[Supplied material]

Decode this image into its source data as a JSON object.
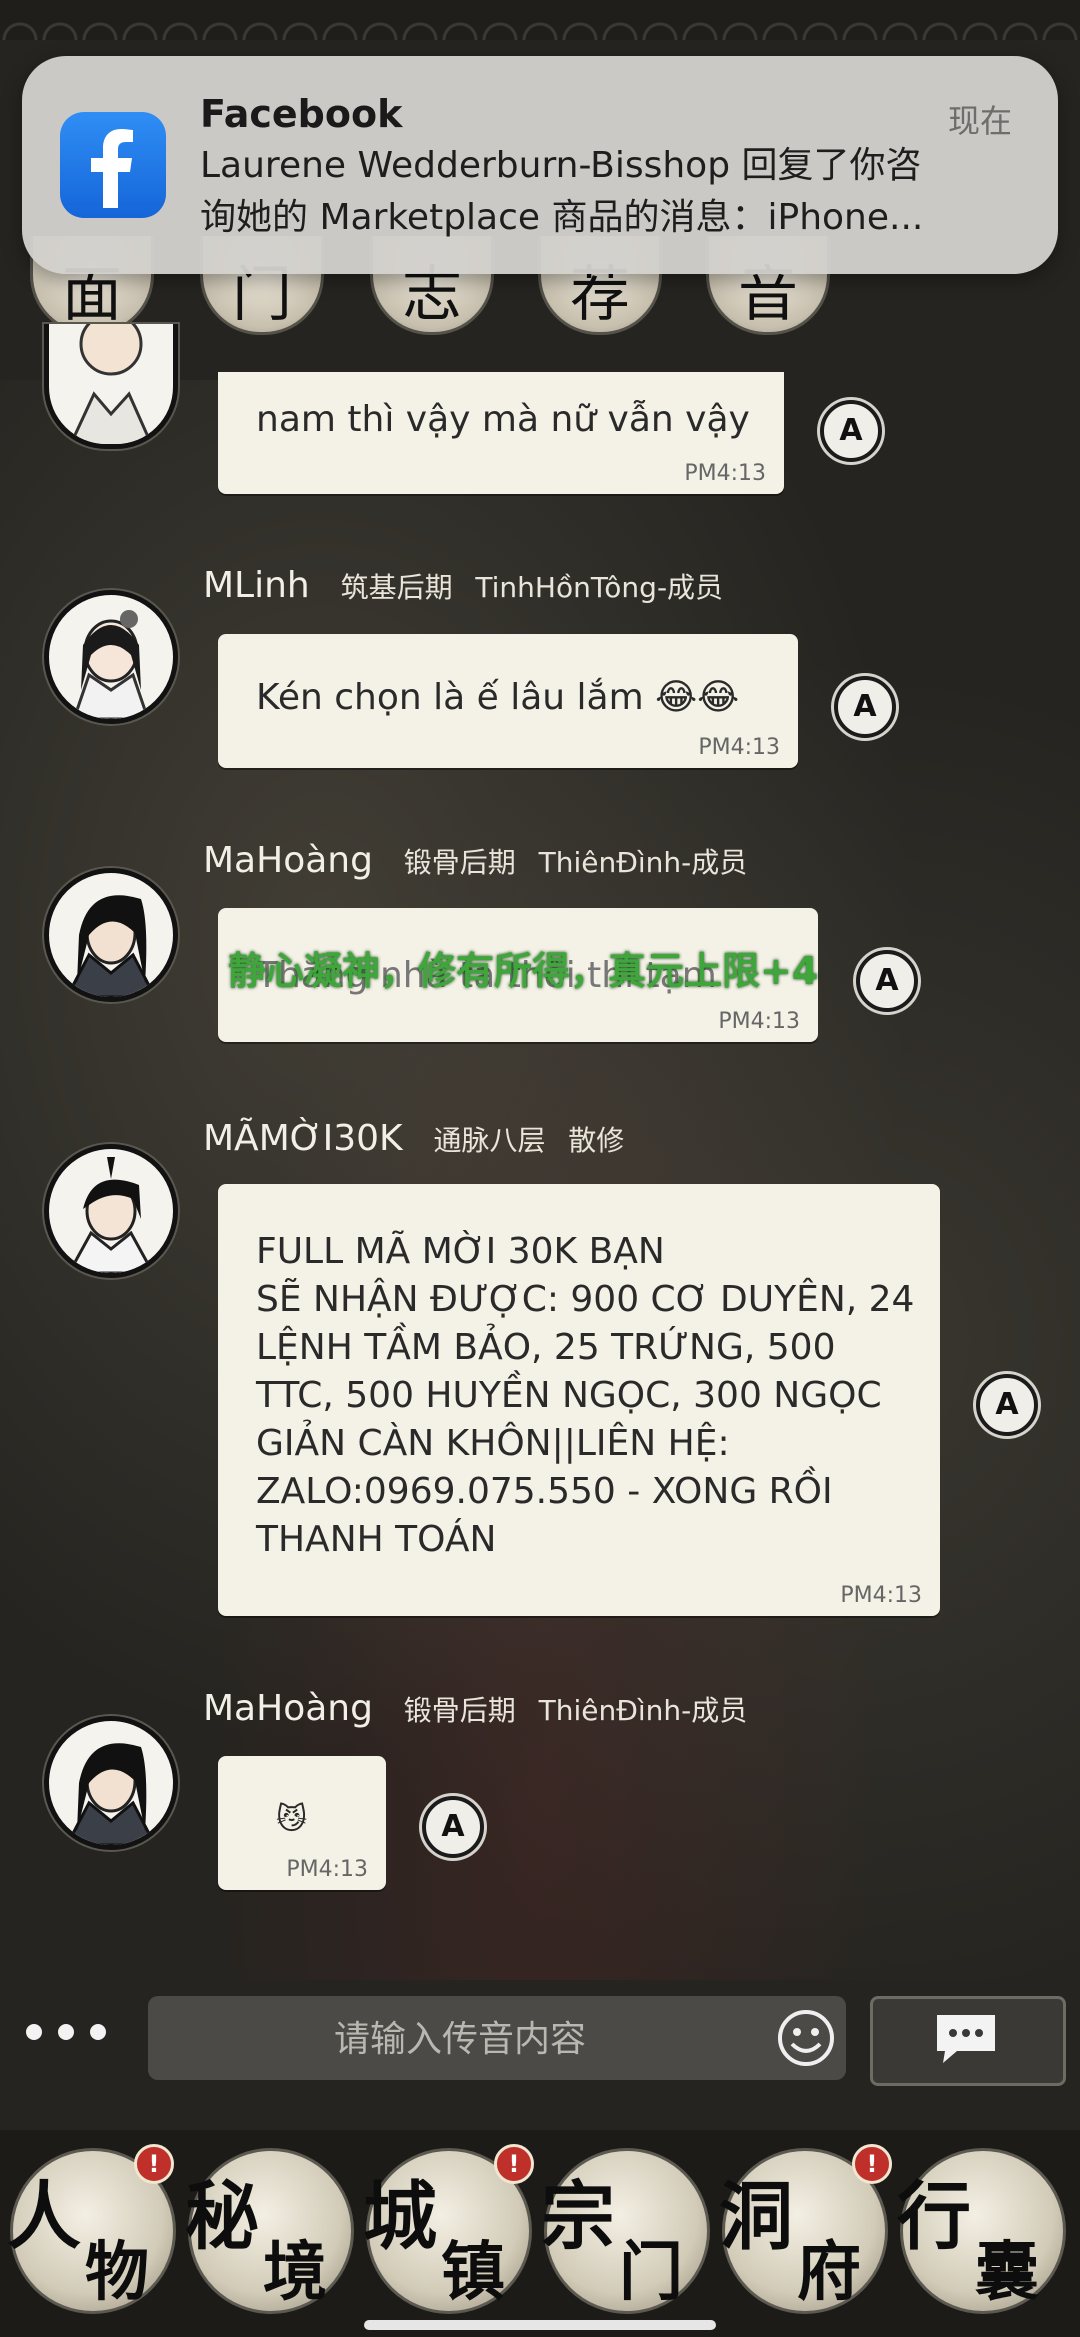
{
  "notification": {
    "app": "Facebook",
    "time": "现在",
    "line1": "Laurene Wedderburn-Bisshop 回复了你咨",
    "line2": "询她的 Marketplace 商品的消息：iPhone..."
  },
  "top_buttons": [
    "面",
    "门",
    "志",
    "荐",
    "音"
  ],
  "messages": [
    {
      "name": "",
      "realm": "",
      "sect": "",
      "text": "nam thì vậy mà nữ vẫn vậy",
      "time": "PM4:13"
    },
    {
      "name": "MLinh",
      "realm": "筑基后期",
      "sect": "TinhHồnTông-成员",
      "text": "Kén chọn là ế lâu lắm 😂😂",
      "time": "PM4:13"
    },
    {
      "name": "MaHoàng",
      "realm": "锻骨后期",
      "sect": "ThiênĐình-成员",
      "text": "Thằng nhà ta thôi thì tạm",
      "time": "PM4:13"
    },
    {
      "name": "MÃMỜI30K",
      "realm": "通脉八层",
      "sect": "散修",
      "text": "FULL MÃ MỜI 30K                BẠN\nSẼ NHẬN ĐƯỢC: 900 CƠ DUYÊN, 24\nLỆNH TẦM BẢO, 25 TRỨNG, 500\nTTC, 500 HUYỀN NGỌC, 300 NGỌC\nGIẢN CÀN KHÔN||LIÊN HỆ:\nZALO:0969.075.550 - XONG RỒI\nTHANH TOÁN",
      "time": "PM4:13"
    },
    {
      "name": "MaHoàng",
      "realm": "锻骨后期",
      "sect": "ThiênĐình-成员",
      "text": "😼",
      "time": "PM4:13"
    }
  ],
  "cultivation_toast": "静心凝神，修有所得，真元上限+4",
  "a_button_label": "A",
  "input": {
    "placeholder": "请输入传音内容"
  },
  "bottom_nav": [
    {
      "c1": "人",
      "c2": "物",
      "badge": "!"
    },
    {
      "c1": "秘",
      "c2": "境",
      "badge": ""
    },
    {
      "c1": "城",
      "c2": "镇",
      "badge": "!"
    },
    {
      "c1": "宗",
      "c2": "门",
      "badge": ""
    },
    {
      "c1": "洞",
      "c2": "府",
      "badge": "!"
    },
    {
      "c1": "行",
      "c2": "囊",
      "badge": ""
    }
  ],
  "colors": {
    "bubble": "#f4f1e6",
    "toast": "#3ea63b",
    "badge": "#c0302a",
    "fb": "#1877f2"
  }
}
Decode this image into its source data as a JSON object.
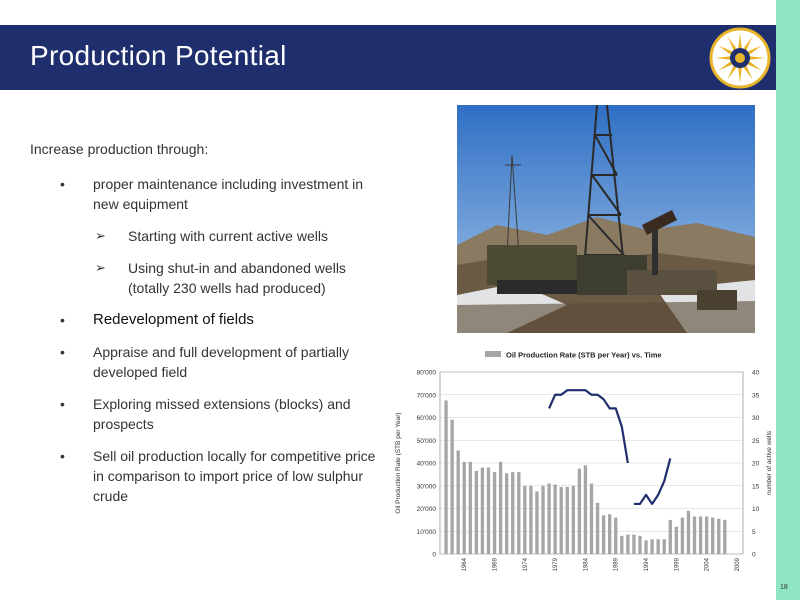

[Task instructions]
Please write out all the data again word for word, but not the pictures.

[Reply to the exercise]
Decode this image into its source data as a JSON object.
{
  "notification": {
    "app": "Facebook",
    "time": "现在",
    "line1": "Laurene Wedderburn-Bisshop 回复了你咨",
    "line2": "询她的 Marketplace 商品的消息：iPhone..."
  },
  "top_buttons": [
    "面",
    "门",
    "志",
    "荐",
    "音"
  ],
  "messages": [
    {
      "name": "",
      "realm": "",
      "sect": "",
      "text": "nam thì vậy mà nữ vẫn vậy",
      "time": "PM4:13"
    },
    {
      "name": "MLinh",
      "realm": "筑基后期",
      "sect": "TinhHồnTông-成员",
      "text": "Kén chọn là ế lâu lắm 😂😂",
      "time": "PM4:13"
    },
    {
      "name": "MaHoàng",
      "realm": "锻骨后期",
      "sect": "ThiênĐình-成员",
      "text": "Thằng nhà ta thôi thì tạm",
      "time": "PM4:13"
    },
    {
      "name": "MÃMỜI30K",
      "realm": "通脉八层",
      "sect": "散修",
      "text": "FULL MÃ MỜI 30K                BẠN\nSẼ NHẬN ĐƯỢC: 900 CƠ DUYÊN, 24\nLỆNH TẦM BẢO, 25 TRỨNG, 500\nTTC, 500 HUYỀN NGỌC, 300 NGỌC\nGIẢN CÀN KHÔN||LIÊN HỆ:\nZALO:0969.075.550 - XONG RỒI\nTHANH TOÁN",
      "time": "PM4:13"
    },
    {
      "name": "MaHoàng",
      "realm": "锻骨后期",
      "sect": "ThiênĐình-成员",
      "text": "😼",
      "time": "PM4:13"
    }
  ],
  "cultivation_toast": "静心凝神，修有所得，真元上限+4",
  "a_button_label": "A",
  "input": {
    "placeholder": "请输入传音内容"
  },
  "bottom_nav": [
    {
      "c1": "人",
      "c2": "物",
      "badge": "!"
    },
    {
      "c1": "秘",
      "c2": "境",
      "badge": ""
    },
    {
      "c1": "城",
      "c2": "镇",
      "badge": "!"
    },
    {
      "c1": "宗",
      "c2": "门",
      "badge": ""
    },
    {
      "c1": "洞",
      "c2": "府",
      "badge": "!"
    },
    {
      "c1": "行",
      "c2": "囊",
      "badge": ""
    }
  ],
  "colors": {
    "bubble": "#f4f1e6",
    "toast": "#3ea63b",
    "badge": "#c0302a",
    "fb": "#1877f2"
  }
}
Decode this image into its source data as a JSON object.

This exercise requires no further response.